───── Entries shown

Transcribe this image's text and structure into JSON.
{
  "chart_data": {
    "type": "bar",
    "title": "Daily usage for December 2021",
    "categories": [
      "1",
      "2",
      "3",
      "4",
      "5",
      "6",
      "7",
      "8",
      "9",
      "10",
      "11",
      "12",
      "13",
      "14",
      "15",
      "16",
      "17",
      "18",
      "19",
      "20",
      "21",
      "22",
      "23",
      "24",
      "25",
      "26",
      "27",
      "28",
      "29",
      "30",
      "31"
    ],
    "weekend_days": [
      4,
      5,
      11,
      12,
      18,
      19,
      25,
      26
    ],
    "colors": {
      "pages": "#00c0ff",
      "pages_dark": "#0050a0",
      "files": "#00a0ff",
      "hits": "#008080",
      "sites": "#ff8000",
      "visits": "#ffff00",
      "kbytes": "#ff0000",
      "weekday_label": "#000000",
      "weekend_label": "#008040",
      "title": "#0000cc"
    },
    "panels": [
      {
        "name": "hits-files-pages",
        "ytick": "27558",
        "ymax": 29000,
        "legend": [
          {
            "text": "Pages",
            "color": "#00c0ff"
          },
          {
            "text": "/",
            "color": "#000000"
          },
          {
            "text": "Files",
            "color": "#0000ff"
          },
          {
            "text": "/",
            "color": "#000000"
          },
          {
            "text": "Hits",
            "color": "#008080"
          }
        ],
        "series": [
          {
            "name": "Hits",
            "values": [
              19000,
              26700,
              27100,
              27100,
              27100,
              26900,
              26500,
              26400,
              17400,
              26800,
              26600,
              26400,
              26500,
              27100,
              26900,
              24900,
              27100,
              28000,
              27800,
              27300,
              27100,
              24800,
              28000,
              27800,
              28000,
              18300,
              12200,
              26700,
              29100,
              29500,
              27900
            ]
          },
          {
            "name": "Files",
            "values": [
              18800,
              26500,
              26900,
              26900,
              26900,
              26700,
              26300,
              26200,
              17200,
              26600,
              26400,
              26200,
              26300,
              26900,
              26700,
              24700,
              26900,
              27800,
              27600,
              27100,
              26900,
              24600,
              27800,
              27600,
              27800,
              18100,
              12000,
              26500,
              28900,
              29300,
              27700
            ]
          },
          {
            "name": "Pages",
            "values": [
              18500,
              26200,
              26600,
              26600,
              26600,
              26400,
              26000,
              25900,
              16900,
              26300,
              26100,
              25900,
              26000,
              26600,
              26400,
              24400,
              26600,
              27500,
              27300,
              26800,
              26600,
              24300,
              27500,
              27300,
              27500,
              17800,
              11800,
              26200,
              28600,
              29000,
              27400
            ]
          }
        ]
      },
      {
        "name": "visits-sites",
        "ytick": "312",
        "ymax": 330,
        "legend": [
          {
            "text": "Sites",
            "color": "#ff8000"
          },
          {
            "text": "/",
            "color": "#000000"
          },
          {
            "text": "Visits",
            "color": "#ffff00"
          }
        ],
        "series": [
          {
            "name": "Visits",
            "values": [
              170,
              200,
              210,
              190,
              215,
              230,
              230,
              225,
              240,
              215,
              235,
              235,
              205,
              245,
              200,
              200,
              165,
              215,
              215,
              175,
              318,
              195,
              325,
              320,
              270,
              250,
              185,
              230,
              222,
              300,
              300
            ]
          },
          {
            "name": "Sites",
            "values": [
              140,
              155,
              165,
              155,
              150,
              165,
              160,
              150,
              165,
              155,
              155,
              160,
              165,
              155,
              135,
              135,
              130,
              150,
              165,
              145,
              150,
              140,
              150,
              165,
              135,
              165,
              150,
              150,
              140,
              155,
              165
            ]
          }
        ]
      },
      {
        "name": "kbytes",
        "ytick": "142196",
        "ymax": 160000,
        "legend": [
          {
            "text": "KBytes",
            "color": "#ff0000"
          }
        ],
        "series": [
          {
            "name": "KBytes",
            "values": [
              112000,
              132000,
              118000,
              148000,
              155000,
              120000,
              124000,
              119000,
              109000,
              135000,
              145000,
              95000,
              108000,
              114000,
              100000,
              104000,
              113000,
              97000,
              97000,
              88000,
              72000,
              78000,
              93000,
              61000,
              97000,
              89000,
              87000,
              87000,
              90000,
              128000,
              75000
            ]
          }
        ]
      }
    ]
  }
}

──────────

* _Problem to work on_: Faithfully reproduce all of the records, character for character.

* _Reply to the task_:
Transcribe this image's text and structure into JSON.
{
  "chart_data": {
    "type": "bar",
    "title": "Daily usage for December 2021",
    "categories": [
      "1",
      "2",
      "3",
      "4",
      "5",
      "6",
      "7",
      "8",
      "9",
      "10",
      "11",
      "12",
      "13",
      "14",
      "15",
      "16",
      "17",
      "18",
      "19",
      "20",
      "21",
      "22",
      "23",
      "24",
      "25",
      "26",
      "27",
      "28",
      "29",
      "30",
      "31"
    ],
    "weekend_days": [
      4,
      5,
      11,
      12,
      18,
      19,
      25,
      26
    ],
    "colors": {
      "pages": "#00c0ff",
      "pages_dark": "#0050a0",
      "files": "#00a0ff",
      "hits": "#008080",
      "sites": "#ff8000",
      "visits": "#ffff00",
      "kbytes": "#ff0000",
      "weekday_label": "#000000",
      "weekend_label": "#008040",
      "title": "#0000cc"
    },
    "panels": [
      {
        "name": "hits-files-pages",
        "ytick": "27558",
        "ymax": 29000,
        "legend": [
          {
            "text": "Pages",
            "color": "#00c0ff"
          },
          {
            "text": "/",
            "color": "#000000"
          },
          {
            "text": "Files",
            "color": "#0000ff"
          },
          {
            "text": "/",
            "color": "#000000"
          },
          {
            "text": "Hits",
            "color": "#008080"
          }
        ],
        "series": [
          {
            "name": "Hits",
            "values": [
              19000,
              26700,
              27100,
              27100,
              27100,
              26900,
              26500,
              26400,
              17400,
              26800,
              26600,
              26400,
              26500,
              27100,
              26900,
              24900,
              27100,
              28000,
              27800,
              27300,
              27100,
              24800,
              28000,
              27800,
              28000,
              18300,
              12200,
              26700,
              29100,
              29500,
              27900
            ]
          },
          {
            "name": "Files",
            "values": [
              18800,
              26500,
              26900,
              26900,
              26900,
              26700,
              26300,
              26200,
              17200,
              26600,
              26400,
              26200,
              26300,
              26900,
              26700,
              24700,
              26900,
              27800,
              27600,
              27100,
              26900,
              24600,
              27800,
              27600,
              27800,
              18100,
              12000,
              26500,
              28900,
              29300,
              27700
            ]
          },
          {
            "name": "Pages",
            "values": [
              18500,
              26200,
              26600,
              26600,
              26600,
              26400,
              26000,
              25900,
              16900,
              26300,
              26100,
              25900,
              26000,
              26600,
              26400,
              24400,
              26600,
              27500,
              27300,
              26800,
              26600,
              24300,
              27500,
              27300,
              27500,
              17800,
              11800,
              26200,
              28600,
              29000,
              27400
            ]
          }
        ]
      },
      {
        "name": "visits-sites",
        "ytick": "312",
        "ymax": 330,
        "legend": [
          {
            "text": "Sites",
            "color": "#ff8000"
          },
          {
            "text": "/",
            "color": "#000000"
          },
          {
            "text": "Visits",
            "color": "#ffff00"
          }
        ],
        "series": [
          {
            "name": "Visits",
            "values": [
              170,
              200,
              210,
              190,
              215,
              230,
              230,
              225,
              240,
              215,
              235,
              235,
              205,
              245,
              200,
              200,
              165,
              215,
              215,
              175,
              318,
              195,
              325,
              320,
              270,
              250,
              185,
              230,
              222,
              300,
              300
            ]
          },
          {
            "name": "Sites",
            "values": [
              140,
              155,
              165,
              155,
              150,
              165,
              160,
              150,
              165,
              155,
              155,
              160,
              165,
              155,
              135,
              135,
              130,
              150,
              165,
              145,
              150,
              140,
              150,
              165,
              135,
              165,
              150,
              150,
              140,
              155,
              165
            ]
          }
        ]
      },
      {
        "name": "kbytes",
        "ytick": "142196",
        "ymax": 160000,
        "legend": [
          {
            "text": "KBytes",
            "color": "#ff0000"
          }
        ],
        "series": [
          {
            "name": "KBytes",
            "values": [
              112000,
              132000,
              118000,
              148000,
              155000,
              120000,
              124000,
              119000,
              109000,
              135000,
              145000,
              95000,
              108000,
              114000,
              100000,
              104000,
              113000,
              97000,
              97000,
              88000,
              72000,
              78000,
              93000,
              61000,
              97000,
              89000,
              87000,
              87000,
              90000,
              128000,
              75000
            ]
          }
        ]
      }
    ]
  }
}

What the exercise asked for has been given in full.